▶ **Exercise aim**:
Here are some records; copy every line that holds the word "solo".

============================================================

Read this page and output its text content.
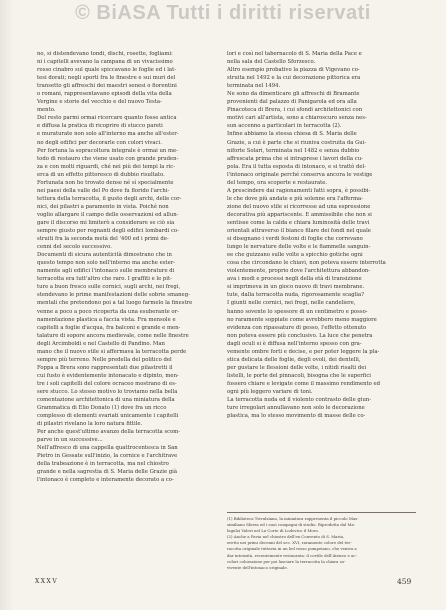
© BiASA Tutti i diritti riservati
no, si distendevano tondi, dischi, rosette, fogliami:
ni i capitelli avevano la campana di un vivacissimo
rosso cinabro sul quale spiccavano le foglie ed i lat-
tesi dorati; negli sporti fra le finestre e sui muri del
transetto gli affreschi dei maestri senesi o fiorentini
o romani, rappresentavano episodi della vita della
Vergine e storie del vecchio e del nuovo Testa-
mento.
Del resto parmi ormai ricercare quanto fosse antica
e diffusa la pratica di ricoprire di stucco pareti
e muraturate non solo all'interno ma anche all'ester-
no degli edifici per decorarle con colori vivaci.
Per fortuna la sopracoltura integrale è ormai un me-
todo di restauro che viene usato con grande pruden-
za e con molti riguardi, ché nei più dei tempi la ric-
erca di un effetto pittoresco di dubbio risultato.
Fortunata non ho trovato dense né sì specialmente
nei paesi della valle del Po dove fu florido l'archi-
tettura della terracotta, il gusto degli archi, delle cor-
nici, dei pilastri a paramento in vista. Poiché non
voglio allargare il campo delle osservazioni ed allun-
gare il discorso mi limiterò a considerare se ciò sia
sempre giusto per regnanti degli edifici lombardi co-
struiti fra la seconda metà del '400 ed i primi de-
cenni del secolo successivo.
Documenti di sicura autenticità dimostrano che in
questo tempo non solo nell'interno ma anche ester-
namente agli edifici l'intonaco sulle membrature di
terracotta era tutt'altro che raro. I graffiti e le pit-
ture a buon fresco sulle cornici, sugli archi, nei fregi,
stendevano le prime manifestazioni delle sobrie smaneg-
mentali che pretendono poi a tal luogo farmelo la finestre
venne a poco a poco ricoperta da una esuberante or-
namentazione plastica a faccia vista. Fra mensole e
capitelli a foglie d'acqua, fra balconi e grande e men-
talature di sopore ancora medievale, come nelle finestre
degli Arcimboldi e nel Castello di Pandino. Man
mano che il nuovo stile si affermava la terracotta perde
sempre più terreno. Nelle predella del politico del
Foppa a Brera sono rappresentati due pilastretti il
cui fusto è evidentemente intonacato e dipinto, men-
tre i soli capitelli del colore ocraceo mostrano di es-
sere stucco. Lo stesso motivo lo troviamo nella bella
comentazione architettonica di una miniatura della
Grammatica di Elio Donato (1) dove fra un ricco
complesso di elementi svariati unicamente i capitelli
di pilastri rivelano la loro natura fittile.
Per anche quest'ultimo avanzo della terracotta scom-
parve in un successive...
Nell'affresco di una cappella quattrocentesca in San
Pietro in Gessate sull'inizio, la cornice e l'architrave
della trabeazione è in terracotta, ma nel chiostro
grande e nella sagrestia di S. Maria delle Grazie già
l'intonaco è completo e interamente decorato a co-
lori e così nel tabernacolo di S. Maria della Pace e
nella sala del Castello Sforzesco.
Altro esempio probativo la piazza di Vigevano co-
struita nel 1492 e la cui decorazione pittorica era
terminata nel 1494.
Ne sono da dimenticare gli affreschi di Bramante
provenienti dal palazzo di Panigarola ed ora alla
Pinacoteca di Brera, i cui sfondi architettonici con
motivi cari all'artista, sono a chiaroscuro senza nes-
sun accenno a particolari in terracotta (2).
Infine abbiamo la stessa chiesa di S. Maria delle
Grazie, a cui è parte che si riuniva costruita da Gui-
niforte Solari, terminata nel 1482 e senza dubbio
affrescata prima che si intraprese i lavori della cu-
pola. Era il tutta esposta di intonaco, e si trattò del-
l'intonaco originale perché conserva ancora le vestige
del tempo, ora scoperte e restaurate.
A prescindere dai ragionamenti fatti sopra, è possibi-
le che dove più andate e più solenne era l'afferma-
zione del nuovo stile si ricorresse ad una espressione
decorativa più appariscente. E ammissibile che non si
sentisse come la calda e chiara luminosità delle travi
orientali attraverso il bianco filare dei fondi nel quale
si disegnano i verdi festoni di foglie che correvano
lungo le nervature delle volte e le fiammelle sanguin-
ee che guizzano sulle volte a spicchio gotiche ogni
cosa che circondano le chiavi, non poteva essere interrotta
violentemente, proprio dove l'architettura abbandon-
ava i modi e processi negli della età di transizione
si imprimeva in un gioco nuovo di travi membrane.
tute, dalla terracotta nuda, rigorosamente scaglia?
I giunti nelle cornici, nei fregi, nelle candeliere,
hanno sovente lo spessore di un centimetro e posso-
no raramente soppiate come avrebbero meno maggiore
evidenza con ripassature di gesso, l'effetto ottenuto
non poteva essere più conclusivo. La luce che penetra
dagli oculi si è diffusa nell'interno spesso con gra-
vemente ombre forti e decise, e per poter leggere la pla-
stica delicata delle foglie, degli ovoli, dei dentelli,
per gustare le flessioni delle volte, i nitidi risalti dei
listelli, le porte del pinnacoli, bisogna che le superfici
fossero chiare e levigate come il massimo rendimento ed
ogni più leggero variare di toni.
La terracotta nuda ed il violento contrasto delle giun-
ture irregolari annullavano non solo le decorazione
plastica, ma lo stesso movimento di masse delle co-
(1) Biblioteca Trivulziana, la miniatura rappresenta il piccolo Mas-
similiano Sforza ed i suoi compagni di studio. Riprodotta dal Ma-
lagulzi Valeri nel La Corte di Lodovico il Moro.
(2) Anche a Pavia nel chiostro dell'ex Convento di S. Maria,
eretto nei primi decenni del sec. XVI, raramente colore del ter-
racotta originale tuttavia in un bel rosso pompeiano, che veniva a
dar intensità, recentemente restaurata: il cortile dell'Ateneo e ac-
colori colorazione per poi lasciare la terracotta la chiara so-
vivente dell'intonaco originale.
XXXV	459
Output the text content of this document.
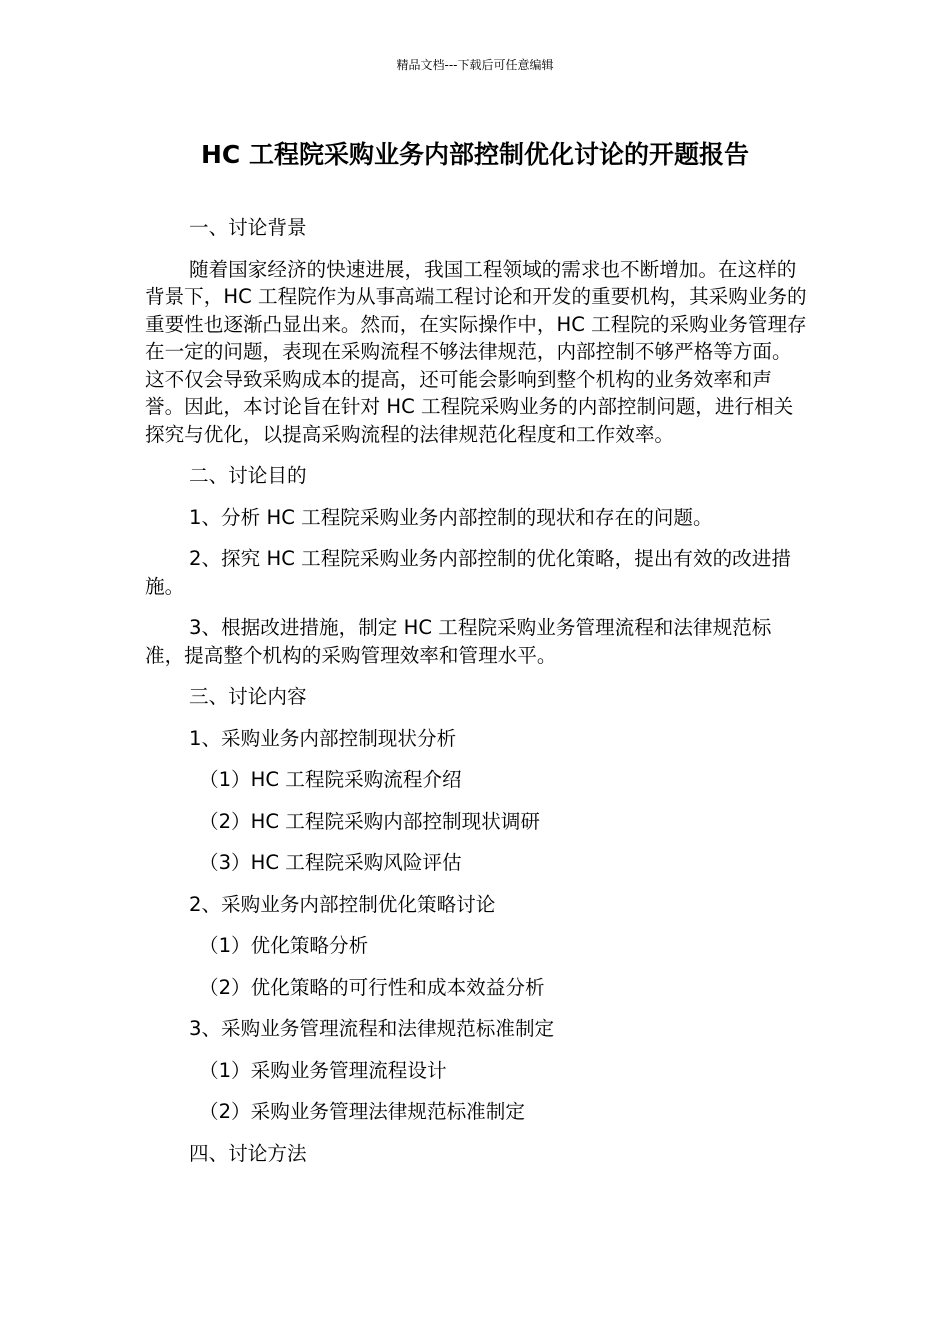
精品文档---下载后可任意编辑
HC 工程院采购业务内部控制优化讨论的开题报告

一、讨论背景

随着国家经济的快速进展，我国工程领域的需求也不断增加。在这样的背景下，HC 工程院作为从事高端工程讨论和开发的重要机构，其采购业务的重要性也逐渐凸显出来。然而，在实际操作中，HC 工程院的采购业务管理存在一定的问题，表现在采购流程不够法律规范，内部控制不够严格等方面。这不仅会导致采购成本的提高，还可能会影响到整个机构的业务效率和声誉。因此，本讨论旨在针对 HC 工程院采购业务的内部控制问题，进行相关探究与优化，以提高采购流程的法律规范化程度和工作效率。

二、讨论目的

1、分析 HC 工程院采购业务内部控制的现状和存在的问题。

2、探究 HC 工程院采购业务内部控制的优化策略，提出有效的改进措施。

3、根据改进措施，制定 HC 工程院采购业务管理流程和法律规范标准，提高整个机构的采购管理效率和管理水平。

三、讨论内容

1、采购业务内部控制现状分析

（1）HC 工程院采购流程介绍

（2）HC 工程院采购内部控制现状调研

（3）HC 工程院采购风险评估

2、采购业务内部控制优化策略讨论

（1）优化策略分析

（2）优化策略的可行性和成本效益分析

3、采购业务管理流程和法律规范标准制定

（1）采购业务管理流程设计

（2）采购业务管理法律规范标准制定

四、讨论方法
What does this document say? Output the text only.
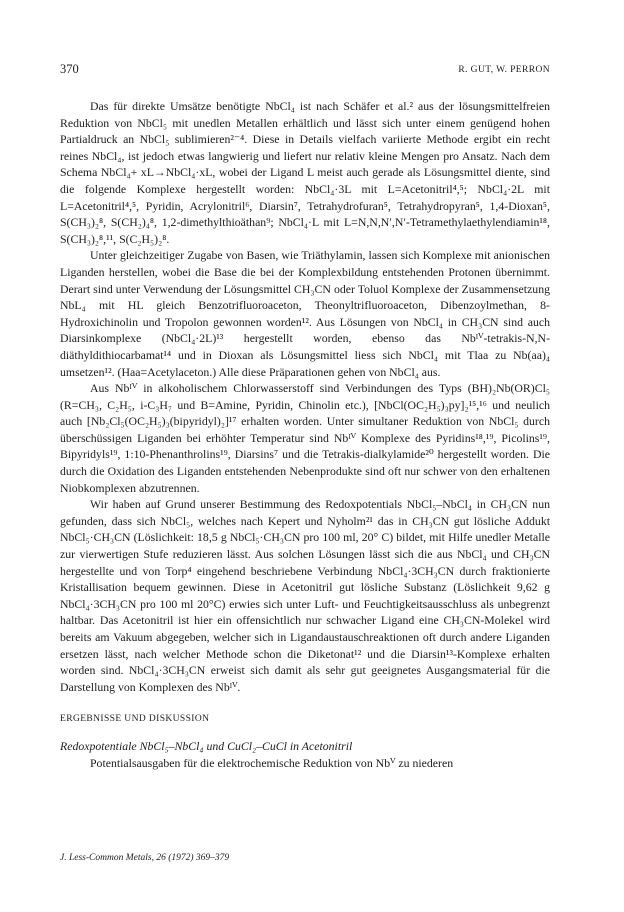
370	R. GUT, W. PERRON

Das für direkte Umsätze benötigte NbCl₄ ist nach Schäfer et al.² aus der lösungsmittelfreien Reduktion von NbCl₅ mit unedlen Metallen erhältlich und lässt sich unter einem genügend hohen Partialdruck an NbCl₅ sublimieren²⁻⁴. Diese in Details vielfach variierte Methode ergibt ein recht reines NbCl₄, ist jedoch etwas langwierig und liefert nur relativ kleine Mengen pro Ansatz. Nach dem Schema NbCl₄+ xL→NbCl₄·xL, wobei der Ligand L meist auch gerade als Lösungsmittel diente, sind die folgende Komplexe hergestellt worden: NbCl₄·3L mit L=Acetonitril⁴,⁵; NbCl₄·2L mit L=Acetonitril⁴,⁵, Pyridin, Acrylonitril⁶, Diarsin⁷, Tetrahydrofuran⁵, Tetrahydropyran⁵, 1,4-Dioxan⁵, S(CH₃)₂⁸, S(CH₂)₄⁸, 1,2-dimethylthioäthan⁹; NbCl₄·L mit L=N,N,N′,N′-Tetramethylaethylendiamin¹⁸, S(CH₃)₂⁸,¹¹, S(C₂H₅)₂⁸.

Unter gleichzeitiger Zugabe von Basen, wie Triäthylamin, lassen sich Komplexe mit anionischen Liganden herstellen, wobei die Base die bei der Komplexbildung entstehenden Protonen übernimmt. Derart sind unter Verwendung der Lösungsmittel CH₃CN oder Toluol Komplexe der Zusammensetzung NbL₄ mit HL gleich Benzotrifluoroaceton, Theonyltrifluoroaceton, Dibenzoylmethan, 8-Hydroxichinolin und Tropolon gewonnen worden¹². Aus Lösungen von NbCl₄ in CH₃CN sind auch Diarsinkomplexe (NbCl₄·2L)¹³ hergestellt worden, ebenso das Nbᴵⱽ-tetrakis-N,N-diäthyldithiocarbamat¹⁴ und in Dioxan als Lösungsmittel liess sich NbCl₄ mit Tlaa zu Nb(aa)₄ umsetzen¹². (Haa=Acetylaceton.) Alle diese Präparationen gehen von NbCl₄ aus.

Aus Nbᴵⱽ in alkoholischem Chlorwasserstoff sind Verbindungen des Typs (BH)₂Nb(OR)Cl₅ (R=CH₃, C₂H₅, i-C₃H₇ und B=Amine, Pyridin, Chinolin etc.), [NbCl(OC₂H₅)₃py]₂¹⁵,¹⁶ und neulich auch [Nb₂Cl₅(OC₂H₅)₃(bipyridyl)₂]¹⁷ erhalten worden. Unter simultaner Reduktion von NbCl₅ durch überschüssigen Liganden bei erhöhter Temperatur sind Nbᴵⱽ Komplexe des Pyridins¹⁸,¹⁹, Picolins¹⁹, Bipyridyls¹⁹, 1:10-Phenanthrolins¹⁹, Diarsins⁷ und die Tetrakis-dialkylamide²⁰ hergestellt worden. Die durch die Oxidation des Liganden entstehenden Nebenprodukte sind oft nur schwer von den erhaltenen Niobkomplexen abzutrennen.

Wir haben auf Grund unserer Bestimmung des Redoxpotentials NbCl₅–NbCl₄ in CH₃CN nun gefunden, dass sich NbCl₅, welches nach Kepert und Nyholm²¹ das in CH₃CN gut lösliche Addukt NbCl₅·CH₃CN (Löslichkeit: 18,5 g NbCl₅·CH₃CN pro 100 ml, 20° C) bildet, mit Hilfe unedler Metalle zur vierwertigen Stufe reduzieren lässt. Aus solchen Lösungen lässt sich die aus NbCl₄ und CH₃CN hergestellte und von Torp⁴ eingehend beschriebene Verbindung NbCl₄·3CH₃CN durch fraktionierte Kristallisation bequem gewinnen. Diese in Acetonitril gut lösliche Substanz (Löslichkeit 9,62 g NbCl₄·3CH₃CN pro 100 ml 20°C) erwies sich unter Luft- und Feuchtigkeitsausschluss als unbegrenzt haltbar. Das Acetonitril ist hier ein offensichtlich nur schwacher Ligand eine CH₃CN-Molekel wird bereits am Vakuum abgegeben, welcher sich in Ligandaustauschreaktionen oft durch andere Liganden ersetzen lässt, nach welcher Methode schon die Diketonat¹² und die Diarsin¹³-Komplexe erhalten worden sind. NbCl₄·3CH₃CN erweist sich damit als sehr gut geeignetes Ausgangsmaterial für die Darstellung von Komplexen des Nbᴵⱽ.

ERGEBNISSE UND DISKUSSION

Redoxpotentiale NbCl₅–NbCl₄ und CuCl₂–CuCl in Acetonitril

Potentialsausgaben für die elektrochemische Reduktion von Nbⱽ zu niederen

J. Less-Common Metals, 26 (1972) 369–379
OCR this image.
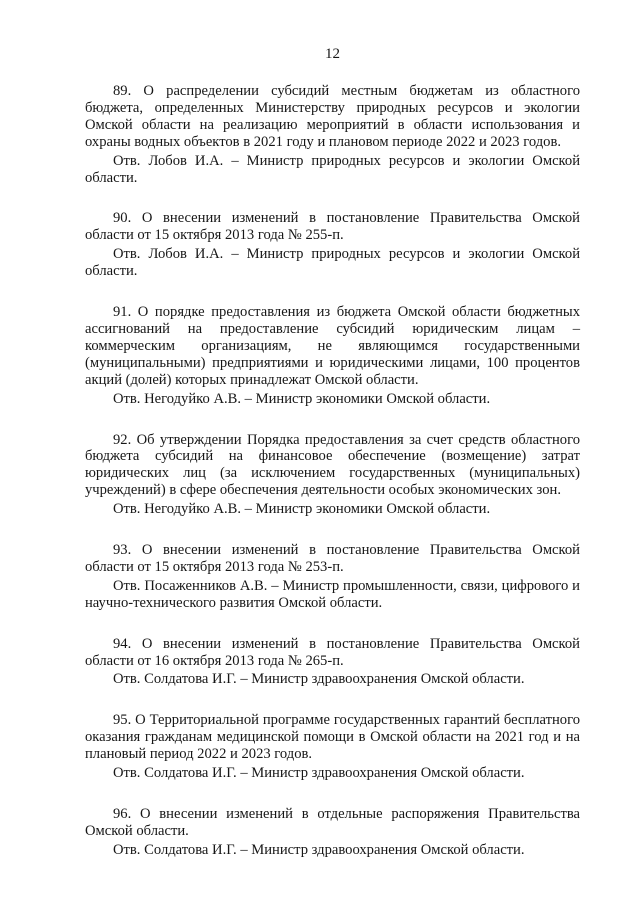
12

89. О распределении субсидий местным бюджетам из областного бюджета, определенных Министерству природных ресурсов и экологии Омской области на реализацию мероприятий в области использования и охраны водных объектов в 2021 году и плановом периоде 2022 и 2023 годов.

Отв. Лобов И.А. – Министр природных ресурсов и экологии Омской области.

90. О внесении изменений в постановление Правительства Омской области от 15 октября 2013 года № 255-п.

Отв. Лобов И.А. – Министр природных ресурсов и экологии Омской области.

91. О порядке предоставления из бюджета Омской области бюджетных ассигнований на предоставление субсидий юридическим лицам – коммерческим организациям, не являющимся государственными (муниципальными) предприятиями и юридическими лицами, 100 процентов акций (долей) которых принадлежат Омской области.

Отв. Негодуйко А.В. – Министр экономики Омской области.

92. Об утверждении Порядка предоставления за счет средств областного бюджета субсидий на финансовое обеспечение (возмещение) затрат юридических лиц (за исключением государственных (муниципальных) учреждений) в сфере обеспечения деятельности особых экономических зон.

Отв. Негодуйко А.В. – Министр экономики Омской области.

93. О внесении изменений в постановление Правительства Омской области от 15 октября 2013 года № 253-п.

Отв. Посаженников А.В. – Министр промышленности, связи, цифрового и научно-технического развития Омской области.

94. О внесении изменений в постановление Правительства Омской области от 16 октября 2013 года № 265-п.

Отв. Солдатова И.Г. – Министр здравоохранения Омской области.

95. О Территориальной программе государственных гарантий бесплатного оказания гражданам медицинской помощи в Омской области на 2021 год и на плановый период 2022 и 2023 годов.

Отв. Солдатова И.Г. – Министр здравоохранения Омской области.

96. О внесении изменений в отдельные распоряжения Правительства Омской области.

Отв. Солдатова И.Г. – Министр здравоохранения Омской области.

============================================================

▶ **The reply**:
e muraturate non solo all'interno ma anche all'ester-
questo tempo non solo nell'interno ma anche ester-
ture irregolari annullavano non solo le decorazione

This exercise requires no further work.